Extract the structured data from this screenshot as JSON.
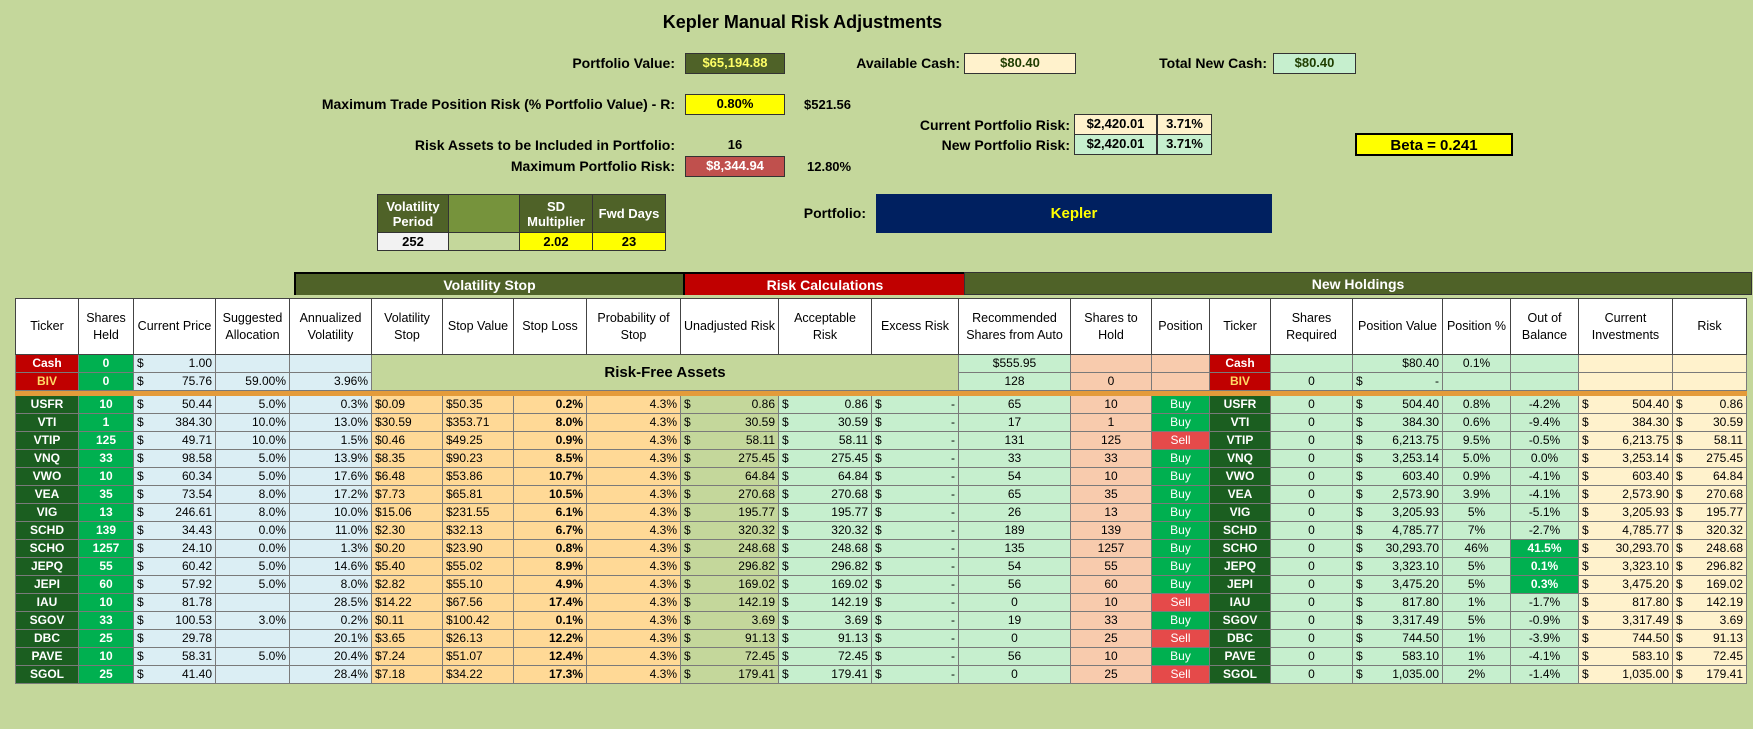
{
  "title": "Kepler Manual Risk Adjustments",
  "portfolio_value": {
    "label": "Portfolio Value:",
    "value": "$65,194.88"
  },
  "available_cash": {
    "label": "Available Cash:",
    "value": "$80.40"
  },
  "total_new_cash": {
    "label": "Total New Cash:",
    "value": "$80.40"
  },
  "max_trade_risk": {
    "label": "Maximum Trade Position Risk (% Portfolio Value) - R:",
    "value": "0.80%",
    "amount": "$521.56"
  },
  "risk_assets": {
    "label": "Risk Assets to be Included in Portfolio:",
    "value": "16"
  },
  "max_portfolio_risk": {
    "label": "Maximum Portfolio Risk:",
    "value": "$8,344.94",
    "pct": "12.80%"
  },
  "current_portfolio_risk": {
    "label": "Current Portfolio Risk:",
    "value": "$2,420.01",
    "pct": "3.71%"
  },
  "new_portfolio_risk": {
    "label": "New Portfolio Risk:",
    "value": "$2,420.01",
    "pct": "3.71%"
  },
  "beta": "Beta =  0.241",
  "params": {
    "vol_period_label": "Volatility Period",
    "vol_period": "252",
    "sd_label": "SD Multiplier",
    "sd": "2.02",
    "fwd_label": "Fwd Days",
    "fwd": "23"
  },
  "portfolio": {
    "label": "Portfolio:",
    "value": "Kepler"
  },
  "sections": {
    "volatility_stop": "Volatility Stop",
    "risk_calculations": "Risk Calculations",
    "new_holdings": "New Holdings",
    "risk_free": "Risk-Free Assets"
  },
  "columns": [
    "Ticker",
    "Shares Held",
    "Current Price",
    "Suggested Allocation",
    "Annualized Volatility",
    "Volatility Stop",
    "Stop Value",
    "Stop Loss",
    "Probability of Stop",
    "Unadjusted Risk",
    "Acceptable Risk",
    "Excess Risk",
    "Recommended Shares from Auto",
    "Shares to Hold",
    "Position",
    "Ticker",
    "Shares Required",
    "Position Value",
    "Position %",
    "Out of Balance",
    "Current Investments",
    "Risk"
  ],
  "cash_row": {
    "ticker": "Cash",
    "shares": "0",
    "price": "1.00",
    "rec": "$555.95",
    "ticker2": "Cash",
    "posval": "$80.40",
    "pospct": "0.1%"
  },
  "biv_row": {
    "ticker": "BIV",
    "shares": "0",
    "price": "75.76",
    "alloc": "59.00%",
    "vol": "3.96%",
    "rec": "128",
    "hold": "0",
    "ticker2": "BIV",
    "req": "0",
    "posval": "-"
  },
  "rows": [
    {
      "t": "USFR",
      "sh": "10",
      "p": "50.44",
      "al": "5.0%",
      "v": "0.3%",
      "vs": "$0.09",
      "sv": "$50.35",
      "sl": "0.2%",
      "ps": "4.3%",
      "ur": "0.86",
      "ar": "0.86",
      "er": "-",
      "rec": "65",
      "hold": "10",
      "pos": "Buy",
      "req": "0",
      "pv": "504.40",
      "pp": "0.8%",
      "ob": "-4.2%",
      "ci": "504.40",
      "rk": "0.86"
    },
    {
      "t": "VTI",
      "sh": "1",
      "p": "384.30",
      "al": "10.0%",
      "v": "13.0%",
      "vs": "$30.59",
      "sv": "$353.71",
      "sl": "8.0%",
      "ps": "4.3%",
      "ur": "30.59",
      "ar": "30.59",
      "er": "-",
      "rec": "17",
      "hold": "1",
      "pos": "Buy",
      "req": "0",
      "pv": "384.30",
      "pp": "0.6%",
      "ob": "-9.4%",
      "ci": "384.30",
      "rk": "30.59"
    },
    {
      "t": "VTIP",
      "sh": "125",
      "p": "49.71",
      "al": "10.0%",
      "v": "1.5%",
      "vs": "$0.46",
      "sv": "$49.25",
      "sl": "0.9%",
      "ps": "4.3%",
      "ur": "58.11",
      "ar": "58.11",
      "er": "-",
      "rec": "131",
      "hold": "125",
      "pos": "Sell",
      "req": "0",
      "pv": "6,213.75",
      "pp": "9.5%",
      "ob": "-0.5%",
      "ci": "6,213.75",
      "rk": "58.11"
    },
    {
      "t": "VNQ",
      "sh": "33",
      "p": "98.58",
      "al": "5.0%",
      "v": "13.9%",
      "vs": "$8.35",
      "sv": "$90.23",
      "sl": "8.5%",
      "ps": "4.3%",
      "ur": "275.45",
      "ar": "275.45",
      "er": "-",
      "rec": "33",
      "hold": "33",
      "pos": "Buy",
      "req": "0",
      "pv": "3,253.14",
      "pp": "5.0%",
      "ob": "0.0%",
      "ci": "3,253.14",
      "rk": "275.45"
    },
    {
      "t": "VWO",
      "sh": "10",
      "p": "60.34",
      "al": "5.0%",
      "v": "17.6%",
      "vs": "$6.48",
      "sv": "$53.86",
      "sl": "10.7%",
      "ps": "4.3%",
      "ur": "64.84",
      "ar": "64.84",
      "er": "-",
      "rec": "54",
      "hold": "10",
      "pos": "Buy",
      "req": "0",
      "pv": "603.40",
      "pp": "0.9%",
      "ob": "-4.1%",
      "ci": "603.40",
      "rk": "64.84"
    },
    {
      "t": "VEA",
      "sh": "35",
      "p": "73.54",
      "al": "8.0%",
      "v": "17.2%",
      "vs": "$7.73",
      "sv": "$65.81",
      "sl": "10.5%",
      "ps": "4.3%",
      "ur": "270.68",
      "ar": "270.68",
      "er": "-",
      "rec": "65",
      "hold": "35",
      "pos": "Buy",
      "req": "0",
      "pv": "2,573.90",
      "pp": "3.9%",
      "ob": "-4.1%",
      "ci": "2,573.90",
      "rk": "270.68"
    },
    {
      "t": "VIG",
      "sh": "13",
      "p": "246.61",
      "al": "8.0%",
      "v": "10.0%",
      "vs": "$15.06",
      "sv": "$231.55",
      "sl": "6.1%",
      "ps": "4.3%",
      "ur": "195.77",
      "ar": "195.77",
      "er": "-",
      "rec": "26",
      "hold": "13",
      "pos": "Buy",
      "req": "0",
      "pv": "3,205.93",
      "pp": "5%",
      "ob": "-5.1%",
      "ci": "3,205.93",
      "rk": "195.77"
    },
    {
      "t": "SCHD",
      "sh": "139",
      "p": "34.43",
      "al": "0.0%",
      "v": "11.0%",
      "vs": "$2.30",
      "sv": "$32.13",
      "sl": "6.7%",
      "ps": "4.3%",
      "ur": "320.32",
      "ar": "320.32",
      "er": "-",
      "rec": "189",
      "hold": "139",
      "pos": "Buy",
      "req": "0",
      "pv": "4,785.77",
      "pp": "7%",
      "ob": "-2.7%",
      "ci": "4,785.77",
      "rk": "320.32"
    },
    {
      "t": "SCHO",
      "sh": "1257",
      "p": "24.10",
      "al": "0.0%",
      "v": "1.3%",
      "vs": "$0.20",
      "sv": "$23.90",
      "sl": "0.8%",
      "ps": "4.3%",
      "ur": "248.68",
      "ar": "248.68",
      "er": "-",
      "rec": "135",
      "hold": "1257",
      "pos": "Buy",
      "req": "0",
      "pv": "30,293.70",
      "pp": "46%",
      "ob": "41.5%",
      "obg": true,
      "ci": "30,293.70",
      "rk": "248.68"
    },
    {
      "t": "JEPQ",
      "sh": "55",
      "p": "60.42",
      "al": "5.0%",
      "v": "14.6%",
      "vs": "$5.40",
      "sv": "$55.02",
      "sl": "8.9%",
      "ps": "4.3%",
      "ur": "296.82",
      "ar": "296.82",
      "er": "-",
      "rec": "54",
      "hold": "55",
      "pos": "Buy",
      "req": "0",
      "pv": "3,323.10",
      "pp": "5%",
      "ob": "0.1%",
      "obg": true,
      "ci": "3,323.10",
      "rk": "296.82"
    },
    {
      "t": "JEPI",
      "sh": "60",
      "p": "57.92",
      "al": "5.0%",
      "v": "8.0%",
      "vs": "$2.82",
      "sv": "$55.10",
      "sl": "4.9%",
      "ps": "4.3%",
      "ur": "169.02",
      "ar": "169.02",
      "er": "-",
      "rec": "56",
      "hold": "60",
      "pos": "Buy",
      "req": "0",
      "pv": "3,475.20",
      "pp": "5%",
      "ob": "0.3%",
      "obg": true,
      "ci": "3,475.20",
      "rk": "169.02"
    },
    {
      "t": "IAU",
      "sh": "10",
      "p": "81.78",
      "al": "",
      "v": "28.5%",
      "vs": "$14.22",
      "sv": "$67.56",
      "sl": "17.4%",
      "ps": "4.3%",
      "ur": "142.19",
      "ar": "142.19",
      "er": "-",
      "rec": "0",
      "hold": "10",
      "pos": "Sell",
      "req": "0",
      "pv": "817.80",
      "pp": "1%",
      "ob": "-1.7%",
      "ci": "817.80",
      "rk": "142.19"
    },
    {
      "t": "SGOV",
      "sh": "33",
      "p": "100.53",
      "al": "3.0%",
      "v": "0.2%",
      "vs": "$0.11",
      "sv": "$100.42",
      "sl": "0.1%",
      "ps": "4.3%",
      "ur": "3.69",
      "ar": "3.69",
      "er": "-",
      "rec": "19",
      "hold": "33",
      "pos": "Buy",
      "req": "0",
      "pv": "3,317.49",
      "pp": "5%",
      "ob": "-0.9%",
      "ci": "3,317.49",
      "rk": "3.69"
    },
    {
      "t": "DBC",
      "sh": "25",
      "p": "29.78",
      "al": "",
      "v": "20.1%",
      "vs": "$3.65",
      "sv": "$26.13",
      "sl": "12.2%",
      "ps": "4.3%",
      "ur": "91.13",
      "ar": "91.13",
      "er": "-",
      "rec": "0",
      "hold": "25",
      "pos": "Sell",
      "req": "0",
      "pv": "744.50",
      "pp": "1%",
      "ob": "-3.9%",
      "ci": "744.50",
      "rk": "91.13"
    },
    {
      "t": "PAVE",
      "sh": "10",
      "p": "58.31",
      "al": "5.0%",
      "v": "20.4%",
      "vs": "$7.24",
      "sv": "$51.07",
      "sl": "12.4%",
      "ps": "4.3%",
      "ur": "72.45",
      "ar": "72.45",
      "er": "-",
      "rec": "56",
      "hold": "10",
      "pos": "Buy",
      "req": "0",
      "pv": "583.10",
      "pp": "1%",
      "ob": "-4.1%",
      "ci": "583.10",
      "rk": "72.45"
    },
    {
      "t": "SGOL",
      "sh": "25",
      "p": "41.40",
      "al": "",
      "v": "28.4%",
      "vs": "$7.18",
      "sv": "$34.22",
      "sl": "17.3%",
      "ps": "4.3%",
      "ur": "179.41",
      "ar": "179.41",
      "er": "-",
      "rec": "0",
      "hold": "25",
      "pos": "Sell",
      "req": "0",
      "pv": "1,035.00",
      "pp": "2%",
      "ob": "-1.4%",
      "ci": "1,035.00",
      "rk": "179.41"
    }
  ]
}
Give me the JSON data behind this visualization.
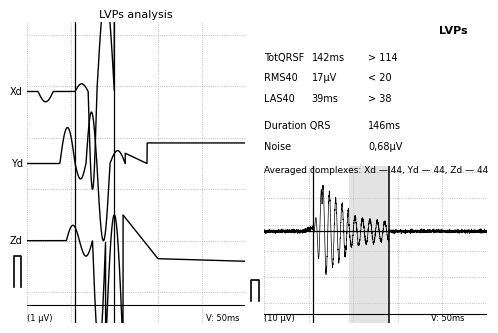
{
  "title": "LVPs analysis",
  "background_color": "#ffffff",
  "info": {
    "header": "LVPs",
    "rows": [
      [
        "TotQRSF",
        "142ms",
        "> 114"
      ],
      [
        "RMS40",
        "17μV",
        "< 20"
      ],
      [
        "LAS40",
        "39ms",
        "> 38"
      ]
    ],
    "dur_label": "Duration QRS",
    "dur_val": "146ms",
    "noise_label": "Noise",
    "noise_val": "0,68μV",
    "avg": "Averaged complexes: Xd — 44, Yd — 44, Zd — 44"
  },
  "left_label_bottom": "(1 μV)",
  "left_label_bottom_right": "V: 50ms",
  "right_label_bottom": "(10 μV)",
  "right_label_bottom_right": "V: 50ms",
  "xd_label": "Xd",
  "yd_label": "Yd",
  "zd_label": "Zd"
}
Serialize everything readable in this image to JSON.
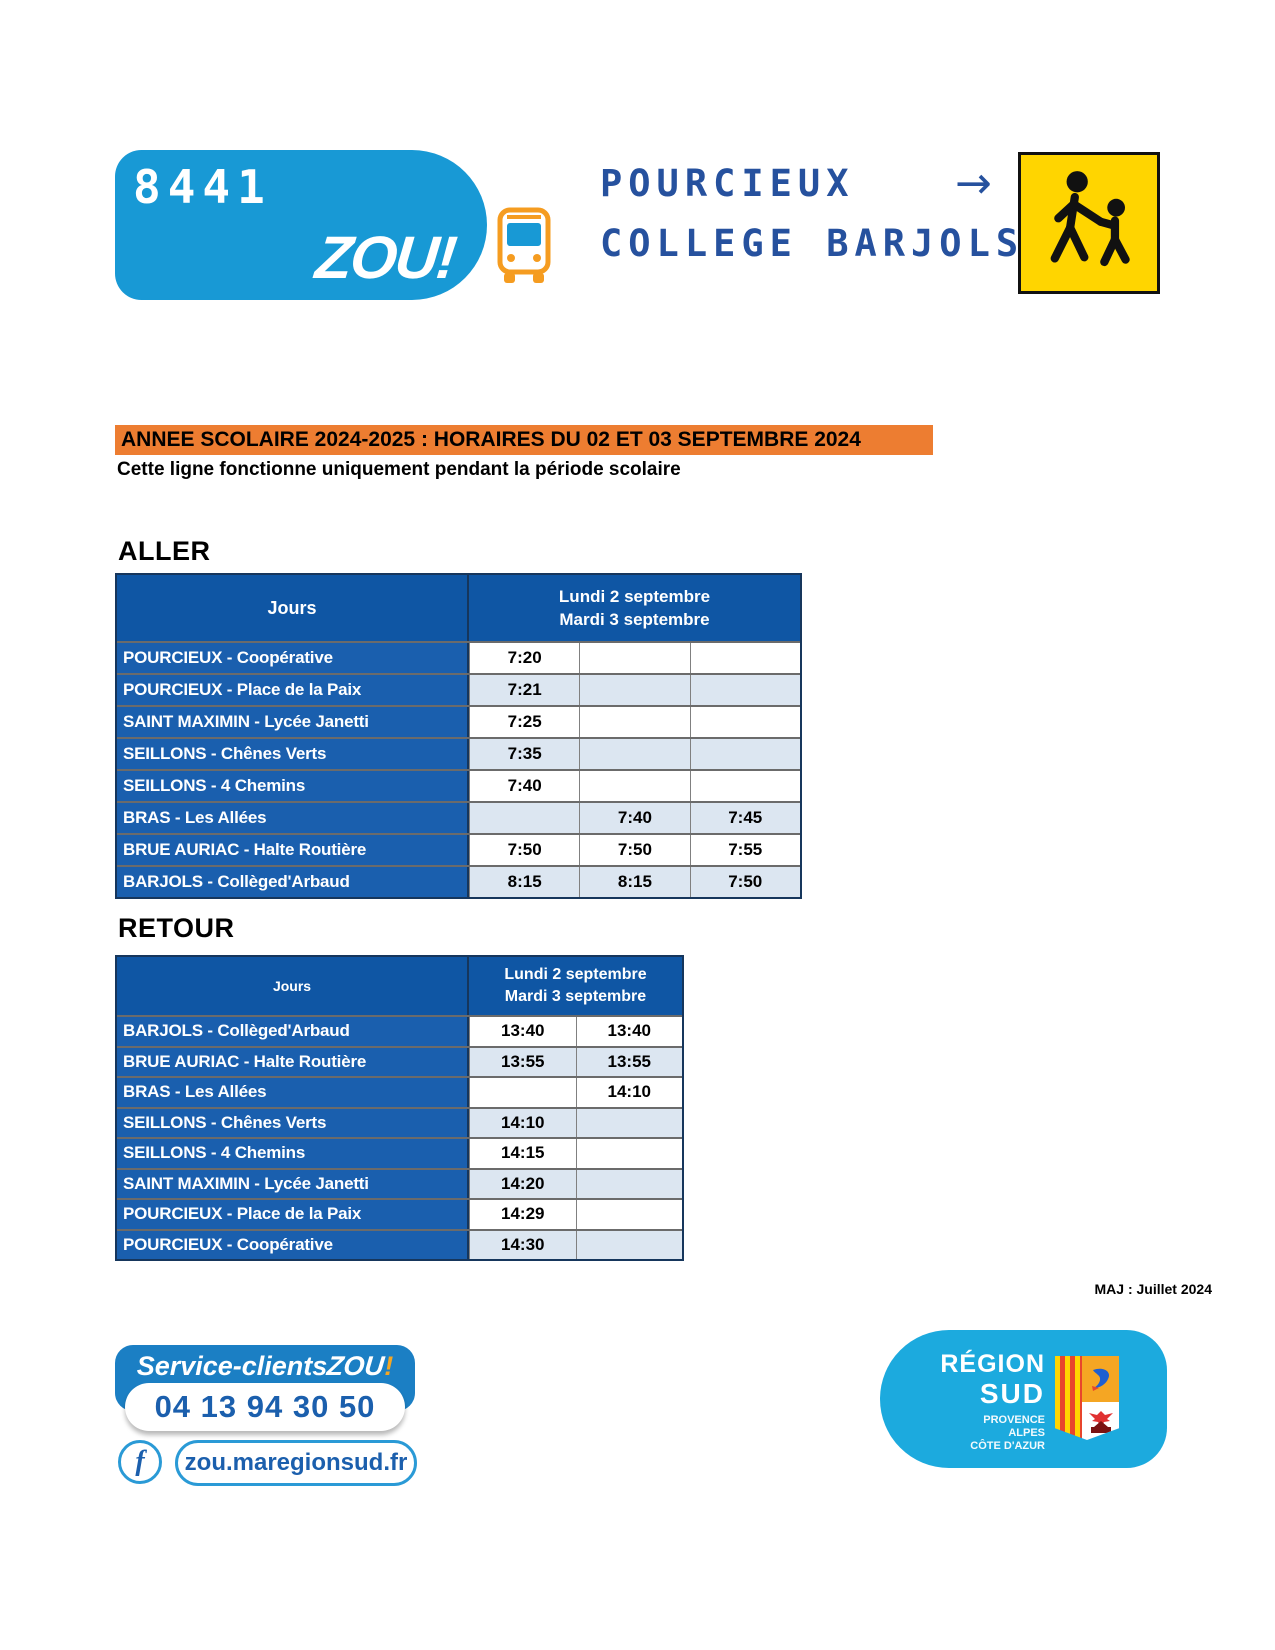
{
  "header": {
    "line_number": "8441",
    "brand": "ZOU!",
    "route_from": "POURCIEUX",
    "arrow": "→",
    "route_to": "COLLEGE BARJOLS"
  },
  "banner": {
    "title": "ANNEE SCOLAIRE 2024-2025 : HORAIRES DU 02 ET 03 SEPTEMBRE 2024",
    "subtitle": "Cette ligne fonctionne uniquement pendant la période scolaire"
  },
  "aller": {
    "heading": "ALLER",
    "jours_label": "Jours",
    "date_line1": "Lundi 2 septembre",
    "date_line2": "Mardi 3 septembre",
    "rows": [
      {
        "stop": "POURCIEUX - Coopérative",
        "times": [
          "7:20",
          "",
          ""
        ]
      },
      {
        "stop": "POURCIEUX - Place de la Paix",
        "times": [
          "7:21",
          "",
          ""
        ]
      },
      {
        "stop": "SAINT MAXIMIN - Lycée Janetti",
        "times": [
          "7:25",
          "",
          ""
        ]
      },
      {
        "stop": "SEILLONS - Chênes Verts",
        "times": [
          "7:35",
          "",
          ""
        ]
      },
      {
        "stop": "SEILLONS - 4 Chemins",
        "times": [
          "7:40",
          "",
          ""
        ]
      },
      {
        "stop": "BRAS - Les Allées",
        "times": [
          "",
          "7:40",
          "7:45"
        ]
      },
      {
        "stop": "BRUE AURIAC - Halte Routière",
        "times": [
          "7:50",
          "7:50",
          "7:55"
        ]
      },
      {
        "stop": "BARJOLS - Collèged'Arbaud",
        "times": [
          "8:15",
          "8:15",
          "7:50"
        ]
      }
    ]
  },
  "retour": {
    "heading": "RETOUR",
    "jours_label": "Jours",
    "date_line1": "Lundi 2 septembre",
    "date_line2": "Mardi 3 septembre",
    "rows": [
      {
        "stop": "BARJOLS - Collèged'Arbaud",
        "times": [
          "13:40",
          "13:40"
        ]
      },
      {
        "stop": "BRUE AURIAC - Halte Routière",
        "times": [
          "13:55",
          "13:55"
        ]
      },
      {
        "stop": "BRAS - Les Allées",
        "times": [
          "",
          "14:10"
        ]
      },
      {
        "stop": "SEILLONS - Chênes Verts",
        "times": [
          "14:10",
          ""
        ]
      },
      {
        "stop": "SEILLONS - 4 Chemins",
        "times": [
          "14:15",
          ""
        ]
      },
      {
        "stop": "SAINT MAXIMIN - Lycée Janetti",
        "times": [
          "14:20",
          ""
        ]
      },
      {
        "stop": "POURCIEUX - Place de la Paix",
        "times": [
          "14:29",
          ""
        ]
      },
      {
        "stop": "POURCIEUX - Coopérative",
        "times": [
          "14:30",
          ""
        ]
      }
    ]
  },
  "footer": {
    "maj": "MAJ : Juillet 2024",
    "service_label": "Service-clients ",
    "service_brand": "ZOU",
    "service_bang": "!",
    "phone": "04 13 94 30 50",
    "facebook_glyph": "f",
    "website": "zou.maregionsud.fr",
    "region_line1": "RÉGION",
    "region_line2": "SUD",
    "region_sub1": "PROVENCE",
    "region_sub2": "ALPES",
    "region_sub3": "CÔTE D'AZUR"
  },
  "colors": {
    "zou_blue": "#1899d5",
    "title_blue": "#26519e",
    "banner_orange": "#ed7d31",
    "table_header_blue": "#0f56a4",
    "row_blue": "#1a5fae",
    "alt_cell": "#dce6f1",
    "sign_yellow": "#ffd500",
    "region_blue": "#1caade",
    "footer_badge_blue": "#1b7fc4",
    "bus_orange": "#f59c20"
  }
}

· · · ·

REQUIRED WORK
Compute how many lines include the string "Kepler", then give that number by itself.

SOLUTION TO THE EXERCISE
2